* **Collected data**

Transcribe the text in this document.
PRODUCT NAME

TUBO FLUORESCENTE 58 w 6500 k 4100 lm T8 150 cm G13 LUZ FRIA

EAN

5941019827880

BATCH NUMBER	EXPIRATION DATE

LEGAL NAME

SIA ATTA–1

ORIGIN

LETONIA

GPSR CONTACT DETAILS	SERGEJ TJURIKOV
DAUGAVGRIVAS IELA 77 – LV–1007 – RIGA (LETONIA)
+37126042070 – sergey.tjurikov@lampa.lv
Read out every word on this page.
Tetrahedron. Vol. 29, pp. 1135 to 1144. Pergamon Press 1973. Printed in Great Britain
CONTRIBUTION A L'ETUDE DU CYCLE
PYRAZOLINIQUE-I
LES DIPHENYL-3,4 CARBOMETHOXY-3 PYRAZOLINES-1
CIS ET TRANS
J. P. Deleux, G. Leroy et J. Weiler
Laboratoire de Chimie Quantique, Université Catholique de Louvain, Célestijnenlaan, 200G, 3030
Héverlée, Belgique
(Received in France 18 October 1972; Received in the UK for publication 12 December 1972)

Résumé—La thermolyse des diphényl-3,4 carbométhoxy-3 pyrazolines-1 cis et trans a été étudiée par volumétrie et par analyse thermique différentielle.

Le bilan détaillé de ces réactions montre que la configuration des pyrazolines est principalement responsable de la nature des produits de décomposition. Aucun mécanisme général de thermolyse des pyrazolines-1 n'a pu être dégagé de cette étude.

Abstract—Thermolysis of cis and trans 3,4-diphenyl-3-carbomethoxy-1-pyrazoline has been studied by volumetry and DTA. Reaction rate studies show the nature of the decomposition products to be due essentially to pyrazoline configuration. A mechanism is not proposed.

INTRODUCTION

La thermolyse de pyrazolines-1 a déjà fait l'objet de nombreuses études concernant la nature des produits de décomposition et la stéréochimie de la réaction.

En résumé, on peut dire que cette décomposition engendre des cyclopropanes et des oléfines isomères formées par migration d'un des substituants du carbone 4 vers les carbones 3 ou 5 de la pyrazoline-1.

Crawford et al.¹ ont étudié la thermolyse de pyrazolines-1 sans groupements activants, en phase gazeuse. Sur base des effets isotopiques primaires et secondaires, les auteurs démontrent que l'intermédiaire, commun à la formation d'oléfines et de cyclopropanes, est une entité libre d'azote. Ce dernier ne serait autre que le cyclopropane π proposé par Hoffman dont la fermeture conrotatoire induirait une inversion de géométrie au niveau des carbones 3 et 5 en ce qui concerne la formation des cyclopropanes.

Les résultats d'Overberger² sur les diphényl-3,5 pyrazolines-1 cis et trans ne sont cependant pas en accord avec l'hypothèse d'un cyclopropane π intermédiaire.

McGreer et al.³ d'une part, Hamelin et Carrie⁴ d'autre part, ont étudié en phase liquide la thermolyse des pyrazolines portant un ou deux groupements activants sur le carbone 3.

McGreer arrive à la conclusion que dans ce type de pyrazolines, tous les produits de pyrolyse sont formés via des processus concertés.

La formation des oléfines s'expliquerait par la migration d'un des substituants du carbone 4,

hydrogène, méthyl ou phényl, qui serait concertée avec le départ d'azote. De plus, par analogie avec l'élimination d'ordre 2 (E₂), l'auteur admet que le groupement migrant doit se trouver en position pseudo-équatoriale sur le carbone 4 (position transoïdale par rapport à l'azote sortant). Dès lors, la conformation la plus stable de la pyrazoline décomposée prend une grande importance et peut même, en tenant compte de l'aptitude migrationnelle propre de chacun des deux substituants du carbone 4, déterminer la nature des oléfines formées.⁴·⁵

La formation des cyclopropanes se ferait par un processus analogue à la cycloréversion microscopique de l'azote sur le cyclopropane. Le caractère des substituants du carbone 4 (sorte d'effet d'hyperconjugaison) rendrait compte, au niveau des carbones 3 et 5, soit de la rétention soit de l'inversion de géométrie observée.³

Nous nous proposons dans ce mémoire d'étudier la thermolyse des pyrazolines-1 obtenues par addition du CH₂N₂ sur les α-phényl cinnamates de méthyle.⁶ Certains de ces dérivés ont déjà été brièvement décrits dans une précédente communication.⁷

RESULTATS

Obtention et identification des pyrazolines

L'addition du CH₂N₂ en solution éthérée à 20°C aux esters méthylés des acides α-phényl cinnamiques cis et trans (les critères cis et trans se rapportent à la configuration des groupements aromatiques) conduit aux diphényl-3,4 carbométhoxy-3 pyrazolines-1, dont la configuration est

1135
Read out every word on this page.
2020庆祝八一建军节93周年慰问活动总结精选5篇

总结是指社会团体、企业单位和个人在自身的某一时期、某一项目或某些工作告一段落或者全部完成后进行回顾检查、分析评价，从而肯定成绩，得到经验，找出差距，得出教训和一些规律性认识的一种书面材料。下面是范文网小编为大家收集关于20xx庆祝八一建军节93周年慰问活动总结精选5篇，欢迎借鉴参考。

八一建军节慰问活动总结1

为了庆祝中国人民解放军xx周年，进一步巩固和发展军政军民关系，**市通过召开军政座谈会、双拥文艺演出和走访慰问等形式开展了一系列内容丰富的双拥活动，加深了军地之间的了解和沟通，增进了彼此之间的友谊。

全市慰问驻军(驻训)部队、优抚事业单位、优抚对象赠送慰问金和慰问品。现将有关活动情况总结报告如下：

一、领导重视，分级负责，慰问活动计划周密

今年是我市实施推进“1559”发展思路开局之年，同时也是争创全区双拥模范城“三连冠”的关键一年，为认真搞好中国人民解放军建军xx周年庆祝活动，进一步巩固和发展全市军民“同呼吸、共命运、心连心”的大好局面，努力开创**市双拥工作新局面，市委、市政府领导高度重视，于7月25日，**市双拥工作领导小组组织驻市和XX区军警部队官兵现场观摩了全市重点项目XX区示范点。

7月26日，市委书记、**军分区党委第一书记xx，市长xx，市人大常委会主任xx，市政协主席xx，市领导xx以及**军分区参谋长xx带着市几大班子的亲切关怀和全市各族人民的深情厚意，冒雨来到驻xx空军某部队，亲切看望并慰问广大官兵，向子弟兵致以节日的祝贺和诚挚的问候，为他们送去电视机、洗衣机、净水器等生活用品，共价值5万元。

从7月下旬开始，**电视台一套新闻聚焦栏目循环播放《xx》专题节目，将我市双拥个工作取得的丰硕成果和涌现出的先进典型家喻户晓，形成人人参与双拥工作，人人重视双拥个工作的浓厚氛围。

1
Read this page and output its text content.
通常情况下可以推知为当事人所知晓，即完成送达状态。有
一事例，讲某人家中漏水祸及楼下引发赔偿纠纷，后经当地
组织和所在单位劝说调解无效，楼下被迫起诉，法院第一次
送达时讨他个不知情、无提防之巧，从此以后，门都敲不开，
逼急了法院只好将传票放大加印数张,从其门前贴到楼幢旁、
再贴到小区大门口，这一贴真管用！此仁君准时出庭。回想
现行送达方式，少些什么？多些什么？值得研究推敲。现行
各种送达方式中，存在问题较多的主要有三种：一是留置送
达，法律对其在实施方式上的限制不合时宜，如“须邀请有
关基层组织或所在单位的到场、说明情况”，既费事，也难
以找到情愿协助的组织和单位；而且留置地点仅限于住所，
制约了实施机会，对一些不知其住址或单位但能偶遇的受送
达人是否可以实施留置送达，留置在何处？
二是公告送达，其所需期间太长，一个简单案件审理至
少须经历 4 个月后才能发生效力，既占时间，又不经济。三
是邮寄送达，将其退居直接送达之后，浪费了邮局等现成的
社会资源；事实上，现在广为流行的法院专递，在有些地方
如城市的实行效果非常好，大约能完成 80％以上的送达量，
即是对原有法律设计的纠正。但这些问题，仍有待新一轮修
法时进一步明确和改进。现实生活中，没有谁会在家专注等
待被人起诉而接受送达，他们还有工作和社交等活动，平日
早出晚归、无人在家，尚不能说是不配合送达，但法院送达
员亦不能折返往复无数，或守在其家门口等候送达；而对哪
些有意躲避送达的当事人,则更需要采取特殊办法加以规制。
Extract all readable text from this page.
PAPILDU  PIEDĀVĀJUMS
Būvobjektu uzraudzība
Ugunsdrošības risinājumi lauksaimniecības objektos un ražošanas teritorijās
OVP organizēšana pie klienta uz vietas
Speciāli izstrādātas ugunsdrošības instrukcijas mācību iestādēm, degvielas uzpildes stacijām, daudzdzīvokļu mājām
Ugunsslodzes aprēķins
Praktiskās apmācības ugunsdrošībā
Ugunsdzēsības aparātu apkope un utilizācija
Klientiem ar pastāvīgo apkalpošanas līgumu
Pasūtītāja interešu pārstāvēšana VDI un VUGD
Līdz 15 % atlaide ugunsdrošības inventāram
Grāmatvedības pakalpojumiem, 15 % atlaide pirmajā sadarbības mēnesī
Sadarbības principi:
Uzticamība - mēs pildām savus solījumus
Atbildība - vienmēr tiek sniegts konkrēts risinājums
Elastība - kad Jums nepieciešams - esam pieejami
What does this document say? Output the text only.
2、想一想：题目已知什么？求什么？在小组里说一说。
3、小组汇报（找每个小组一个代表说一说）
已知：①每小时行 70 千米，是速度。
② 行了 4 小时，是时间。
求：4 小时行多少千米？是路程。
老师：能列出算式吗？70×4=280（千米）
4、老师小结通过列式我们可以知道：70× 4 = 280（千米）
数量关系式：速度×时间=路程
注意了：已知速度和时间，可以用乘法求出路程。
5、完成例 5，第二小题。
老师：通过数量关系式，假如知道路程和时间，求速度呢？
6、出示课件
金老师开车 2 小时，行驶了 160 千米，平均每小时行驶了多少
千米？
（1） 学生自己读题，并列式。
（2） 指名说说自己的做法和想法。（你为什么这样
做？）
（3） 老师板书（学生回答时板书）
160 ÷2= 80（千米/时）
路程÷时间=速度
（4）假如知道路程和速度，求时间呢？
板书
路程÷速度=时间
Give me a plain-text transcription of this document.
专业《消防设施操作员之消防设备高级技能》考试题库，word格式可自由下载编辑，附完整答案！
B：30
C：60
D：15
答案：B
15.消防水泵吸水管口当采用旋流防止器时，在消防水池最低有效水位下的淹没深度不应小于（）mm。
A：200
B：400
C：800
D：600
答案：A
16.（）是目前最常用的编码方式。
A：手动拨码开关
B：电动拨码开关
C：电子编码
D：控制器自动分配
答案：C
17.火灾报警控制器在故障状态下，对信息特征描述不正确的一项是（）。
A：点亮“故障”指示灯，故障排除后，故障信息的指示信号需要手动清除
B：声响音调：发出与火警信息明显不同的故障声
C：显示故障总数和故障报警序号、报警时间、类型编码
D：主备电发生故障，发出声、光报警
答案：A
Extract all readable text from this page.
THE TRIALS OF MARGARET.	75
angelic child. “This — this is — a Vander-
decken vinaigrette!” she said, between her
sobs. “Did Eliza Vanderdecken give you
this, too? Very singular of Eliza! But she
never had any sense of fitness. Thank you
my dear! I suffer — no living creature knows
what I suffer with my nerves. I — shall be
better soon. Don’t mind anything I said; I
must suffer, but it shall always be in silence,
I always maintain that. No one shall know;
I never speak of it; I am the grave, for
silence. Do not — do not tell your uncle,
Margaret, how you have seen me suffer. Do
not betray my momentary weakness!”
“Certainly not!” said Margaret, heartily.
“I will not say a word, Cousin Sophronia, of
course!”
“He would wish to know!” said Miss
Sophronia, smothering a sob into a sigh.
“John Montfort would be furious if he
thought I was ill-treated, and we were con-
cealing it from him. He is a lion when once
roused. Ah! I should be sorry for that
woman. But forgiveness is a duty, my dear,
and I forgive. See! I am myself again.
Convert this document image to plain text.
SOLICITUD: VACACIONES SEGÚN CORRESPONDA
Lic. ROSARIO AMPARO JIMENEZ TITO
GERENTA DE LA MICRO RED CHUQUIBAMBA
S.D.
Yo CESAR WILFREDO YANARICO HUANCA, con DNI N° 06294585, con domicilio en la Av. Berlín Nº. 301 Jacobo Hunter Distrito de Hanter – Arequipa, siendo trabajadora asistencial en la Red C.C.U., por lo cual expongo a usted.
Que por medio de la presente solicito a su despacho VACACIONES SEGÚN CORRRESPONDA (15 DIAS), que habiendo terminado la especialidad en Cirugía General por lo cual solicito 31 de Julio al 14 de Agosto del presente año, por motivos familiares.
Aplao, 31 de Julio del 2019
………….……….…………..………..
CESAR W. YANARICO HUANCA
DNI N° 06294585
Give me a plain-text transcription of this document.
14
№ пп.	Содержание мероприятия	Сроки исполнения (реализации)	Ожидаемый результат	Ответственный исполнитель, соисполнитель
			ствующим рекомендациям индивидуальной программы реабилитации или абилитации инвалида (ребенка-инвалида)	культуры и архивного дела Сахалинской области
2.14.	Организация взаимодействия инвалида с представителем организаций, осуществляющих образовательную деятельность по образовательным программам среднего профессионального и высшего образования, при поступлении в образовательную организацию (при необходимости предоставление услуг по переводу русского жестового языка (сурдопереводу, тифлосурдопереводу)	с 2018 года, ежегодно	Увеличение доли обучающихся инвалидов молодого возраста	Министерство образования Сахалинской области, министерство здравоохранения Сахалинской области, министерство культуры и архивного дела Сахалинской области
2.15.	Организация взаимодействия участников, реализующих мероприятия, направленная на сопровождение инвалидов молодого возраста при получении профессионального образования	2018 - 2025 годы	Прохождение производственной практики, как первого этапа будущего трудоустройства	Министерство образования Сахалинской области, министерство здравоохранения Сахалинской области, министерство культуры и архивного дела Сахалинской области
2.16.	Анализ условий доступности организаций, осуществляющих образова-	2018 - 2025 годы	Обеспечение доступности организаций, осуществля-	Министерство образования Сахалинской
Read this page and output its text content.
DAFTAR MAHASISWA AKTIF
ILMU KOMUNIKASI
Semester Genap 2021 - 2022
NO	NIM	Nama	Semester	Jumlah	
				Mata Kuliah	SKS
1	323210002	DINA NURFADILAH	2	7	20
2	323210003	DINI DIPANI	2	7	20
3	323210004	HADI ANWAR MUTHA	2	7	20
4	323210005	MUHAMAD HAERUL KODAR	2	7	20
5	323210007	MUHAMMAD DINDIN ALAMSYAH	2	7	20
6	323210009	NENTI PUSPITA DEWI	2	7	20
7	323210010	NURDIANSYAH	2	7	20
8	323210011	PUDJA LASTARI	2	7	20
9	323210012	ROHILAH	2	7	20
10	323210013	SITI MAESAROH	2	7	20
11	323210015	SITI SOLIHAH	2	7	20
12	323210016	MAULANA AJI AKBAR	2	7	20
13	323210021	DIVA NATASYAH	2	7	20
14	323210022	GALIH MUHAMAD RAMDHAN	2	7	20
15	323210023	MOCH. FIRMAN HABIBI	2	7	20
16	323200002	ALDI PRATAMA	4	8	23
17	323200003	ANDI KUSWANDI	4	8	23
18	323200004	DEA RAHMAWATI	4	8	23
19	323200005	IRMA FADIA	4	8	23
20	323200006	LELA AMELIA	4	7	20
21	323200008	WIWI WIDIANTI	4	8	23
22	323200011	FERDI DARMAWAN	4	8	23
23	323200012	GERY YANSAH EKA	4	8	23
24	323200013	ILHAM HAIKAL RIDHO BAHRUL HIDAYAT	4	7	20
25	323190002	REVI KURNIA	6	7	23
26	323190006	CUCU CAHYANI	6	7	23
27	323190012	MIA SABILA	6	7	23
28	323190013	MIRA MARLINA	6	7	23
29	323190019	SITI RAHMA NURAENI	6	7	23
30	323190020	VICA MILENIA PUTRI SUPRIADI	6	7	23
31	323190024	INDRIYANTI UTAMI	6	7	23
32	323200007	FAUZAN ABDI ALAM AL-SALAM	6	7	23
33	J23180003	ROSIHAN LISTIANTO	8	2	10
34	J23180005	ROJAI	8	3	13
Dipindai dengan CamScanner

* **TASK DIRECTIONS**
Tell how many lines of the data above hold the string "document". Give only the number.

* **TASK OUTPUT**
5